• [WHAT TO WORK ON]:
Write out the listing in full, matching it word for word.

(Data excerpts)
______

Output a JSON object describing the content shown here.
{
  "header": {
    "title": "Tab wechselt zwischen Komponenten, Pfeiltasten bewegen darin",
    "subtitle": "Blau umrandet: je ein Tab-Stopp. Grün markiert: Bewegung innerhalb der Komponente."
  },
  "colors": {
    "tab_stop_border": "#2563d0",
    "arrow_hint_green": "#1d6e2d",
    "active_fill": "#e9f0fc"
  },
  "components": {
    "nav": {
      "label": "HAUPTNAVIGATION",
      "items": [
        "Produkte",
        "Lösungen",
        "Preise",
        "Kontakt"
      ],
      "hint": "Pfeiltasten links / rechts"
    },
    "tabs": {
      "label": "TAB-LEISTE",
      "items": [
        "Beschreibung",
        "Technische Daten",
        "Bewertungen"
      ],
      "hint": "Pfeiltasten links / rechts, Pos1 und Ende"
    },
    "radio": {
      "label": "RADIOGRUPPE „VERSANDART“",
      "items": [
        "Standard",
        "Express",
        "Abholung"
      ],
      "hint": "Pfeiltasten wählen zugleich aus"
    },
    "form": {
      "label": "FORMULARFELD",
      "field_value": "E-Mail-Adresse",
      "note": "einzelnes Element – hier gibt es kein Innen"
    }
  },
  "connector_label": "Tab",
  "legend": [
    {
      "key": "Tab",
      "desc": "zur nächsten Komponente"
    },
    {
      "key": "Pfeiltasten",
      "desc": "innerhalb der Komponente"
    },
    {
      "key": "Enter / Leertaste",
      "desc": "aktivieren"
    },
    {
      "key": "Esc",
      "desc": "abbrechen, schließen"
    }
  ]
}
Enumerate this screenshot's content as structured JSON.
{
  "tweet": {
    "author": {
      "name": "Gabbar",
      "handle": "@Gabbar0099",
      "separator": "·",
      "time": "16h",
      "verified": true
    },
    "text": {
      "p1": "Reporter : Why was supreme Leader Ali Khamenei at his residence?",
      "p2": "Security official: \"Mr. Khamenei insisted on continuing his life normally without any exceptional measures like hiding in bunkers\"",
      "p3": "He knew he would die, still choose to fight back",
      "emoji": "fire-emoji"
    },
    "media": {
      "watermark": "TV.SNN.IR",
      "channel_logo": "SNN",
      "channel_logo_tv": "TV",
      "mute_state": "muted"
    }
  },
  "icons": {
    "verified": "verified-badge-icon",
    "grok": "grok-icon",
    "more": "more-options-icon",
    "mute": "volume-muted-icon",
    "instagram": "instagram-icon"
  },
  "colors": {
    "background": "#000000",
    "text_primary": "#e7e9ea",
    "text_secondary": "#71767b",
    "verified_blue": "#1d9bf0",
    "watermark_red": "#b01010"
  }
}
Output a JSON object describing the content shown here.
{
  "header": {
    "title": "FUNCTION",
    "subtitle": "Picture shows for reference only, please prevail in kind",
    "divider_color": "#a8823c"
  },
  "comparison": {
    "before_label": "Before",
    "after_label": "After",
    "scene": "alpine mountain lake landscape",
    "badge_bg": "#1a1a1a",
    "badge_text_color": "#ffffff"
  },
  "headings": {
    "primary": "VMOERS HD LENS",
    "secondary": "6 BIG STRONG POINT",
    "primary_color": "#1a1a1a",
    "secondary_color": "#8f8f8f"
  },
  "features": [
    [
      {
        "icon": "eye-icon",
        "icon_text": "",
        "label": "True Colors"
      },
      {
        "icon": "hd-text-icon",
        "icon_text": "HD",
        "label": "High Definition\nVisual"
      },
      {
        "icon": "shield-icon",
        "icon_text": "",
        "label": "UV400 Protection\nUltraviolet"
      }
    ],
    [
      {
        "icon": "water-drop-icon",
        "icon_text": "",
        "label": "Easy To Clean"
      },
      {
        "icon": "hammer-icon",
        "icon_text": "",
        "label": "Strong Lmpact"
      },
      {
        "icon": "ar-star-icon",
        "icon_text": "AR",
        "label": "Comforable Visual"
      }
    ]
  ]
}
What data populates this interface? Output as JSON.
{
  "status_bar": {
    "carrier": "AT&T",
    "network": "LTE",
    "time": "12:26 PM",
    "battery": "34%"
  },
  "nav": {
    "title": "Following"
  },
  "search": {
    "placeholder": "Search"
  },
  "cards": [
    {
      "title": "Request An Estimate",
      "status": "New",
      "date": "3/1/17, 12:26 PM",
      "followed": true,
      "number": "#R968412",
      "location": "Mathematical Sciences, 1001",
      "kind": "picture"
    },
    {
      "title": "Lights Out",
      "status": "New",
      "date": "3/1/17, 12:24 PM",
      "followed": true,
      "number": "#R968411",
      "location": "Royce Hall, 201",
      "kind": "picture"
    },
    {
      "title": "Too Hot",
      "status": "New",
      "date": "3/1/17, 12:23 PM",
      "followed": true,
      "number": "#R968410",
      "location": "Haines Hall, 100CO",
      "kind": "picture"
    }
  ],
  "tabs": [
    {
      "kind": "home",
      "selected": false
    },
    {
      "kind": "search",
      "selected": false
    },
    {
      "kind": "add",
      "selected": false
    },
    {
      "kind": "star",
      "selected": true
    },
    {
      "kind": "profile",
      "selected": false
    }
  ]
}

______

• [IN RESPONSE]:
Output a JSON object describing the content shown here.
{
  "header": {
    "title": "Tab wechselt zwischen Komponenten, Pfeiltasten bewegen darin",
    "subtitle": "Blau umrandet: je ein Tab-Stopp. Grün markiert: Bewegung innerhalb der Komponente."
  },
  "colors": {
    "tab_stop_border": "#2563d0",
    "arrow_hint_green": "#1d6e2d",
    "active_fill": "#e9f0fc"
  },
  "components": {
    "nav": {
      "label": "HAUPTNAVIGATION",
      "items": [
        "Produkte",
        "Lösungen",
        "Preise",
        "Kontakt"
      ],
      "hint": "Pfeiltasten links / rechts"
    },
    "tabs": {
      "label": "TAB-LEISTE",
      "items": [
        "Beschreibung",
        "Technische Daten",
        "Bewertungen"
      ],
      "hint": "Pfeiltasten links / rechts, Pos1 und Ende"
    },
    "radio": {
      "label": "RADIOGRUPPE „VERSANDART“",
      "items": [
        "Standard",
        "Express",
        "Abholung"
      ],
      "hint": "Pfeiltasten wählen zugleich aus"
    },
    "form": {
      "label": "FORMULARFELD",
      "field_value": "E-Mail-Adresse",
      "note": "einzelnes Element – hier gibt es kein Innen"
    }
  },
  "connector_label": "Tab",
  "legend": [
    {
      "key": "Tab",
      "desc": "zur nächsten Komponente"
    },
    {
      "key": "Pfeiltasten",
      "desc": "innerhalb der Komponente"
    },
    {
      "key": "Enter / Leertaste",
      "desc": "aktivieren"
    },
    {
      "key": "Esc",
      "desc": "abbrechen, schließen"
    }
  ]
}
Enumerate this screenshot's content as structured JSON.
{
  "tweet": {
    "author": {
      "name": "Gabbar",
      "handle": "@Gabbar0099",
      "separator": "·",
      "time": "16h",
      "verified": true
    },
    "text": {
      "p1": "Reporter : Why was supreme Leader Ali Khamenei at his residence?",
      "p2": "Security official: \"Mr. Khamenei insisted on continuing his life normally without any exceptional measures like hiding in bunkers\"",
      "p3": "He knew he would die, still choose to fight back",
      "emoji": "fire-emoji"
    },
    "media": {
      "watermark": "TV.SNN.IR",
      "channel_logo": "SNN",
      "channel_logo_tv": "TV",
      "mute_state": "muted"
    }
  },
  "icons": {
    "verified": "verified-badge-icon",
    "grok": "grok-icon",
    "more": "more-options-icon",
    "mute": "volume-muted-icon",
    "instagram": "instagram-icon"
  },
  "colors": {
    "background": "#000000",
    "text_primary": "#e7e9ea",
    "text_secondary": "#71767b",
    "verified_blue": "#1d9bf0",
    "watermark_red": "#b01010"
  }
}
Output a JSON object describing the content shown here.
{
  "header": {
    "title": "FUNCTION",
    "subtitle": "Picture shows for reference only, please prevail in kind",
    "divider_color": "#a8823c"
  },
  "comparison": {
    "before_label": "Before",
    "after_label": "After",
    "scene": "alpine mountain lake landscape",
    "badge_bg": "#1a1a1a",
    "badge_text_color": "#ffffff"
  },
  "headings": {
    "primary": "VMOERS HD LENS",
    "secondary": "6 BIG STRONG POINT",
    "primary_color": "#1a1a1a",
    "secondary_color": "#8f8f8f"
  },
  "features": [
    [
      {
        "icon": "eye-icon",
        "icon_text": "",
        "label": "True Colors"
      },
      {
        "icon": "hd-text-icon",
        "icon_text": "HD",
        "label": "High Definition\nVisual"
      },
      {
        "icon": "shield-icon",
        "icon_text": "",
        "label": "UV400 Protection\nUltraviolet"
      }
    ],
    [
      {
        "icon": "water-drop-icon",
        "icon_text": "",
        "label": "Easy To Clean"
      },
      {
        "icon": "hammer-icon",
        "icon_text": "",
        "label": "Strong Lmpact"
      },
      {
        "icon": "ar-star-icon",
        "icon_text": "AR",
        "label": "Comforable Visual"
      }
    ]
  ]
}
What data populates this interface? Output as JSON.
{
  "status_bar": {
    "carrier": "AT&T",
    "network": "LTE",
    "time": "12:26 PM",
    "battery": "34%"
  },
  "nav": {
    "title": "Following"
  },
  "search": {
    "placeholder": "Search"
  },
  "cards": [
    {
      "title": "Request An Estimate",
      "status": "New",
      "date": "3/1/17, 12:26 PM",
      "followed": true,
      "number": "#R968412",
      "location": "Mathematical Sciences, 1001",
      "kind": "picture"
    },
    {
      "title": "Lights Out",
      "status": "New",
      "date": "3/1/17, 12:24 PM",
      "followed": true,
      "number": "#R968411",
      "location": "Royce Hall, 201",
      "kind": "picture"
    },
    {
      "title": "Too Hot",
      "status": "New",
      "date": "3/1/17, 12:23 PM",
      "followed": true,
      "number": "#R968410",
      "location": "Haines Hall, 100CO",
      "kind": "picture"
    }
  ],
  "tabs": [
    {
      "kind": "home",
      "selected": false
    },
    {
      "kind": "search",
      "selected": false
    },
    {
      "kind": "add",
      "selected": false
    },
    {
      "kind": "star",
      "selected": true
    },
    {
      "kind": "profile",
      "selected": false
    }
  ]
}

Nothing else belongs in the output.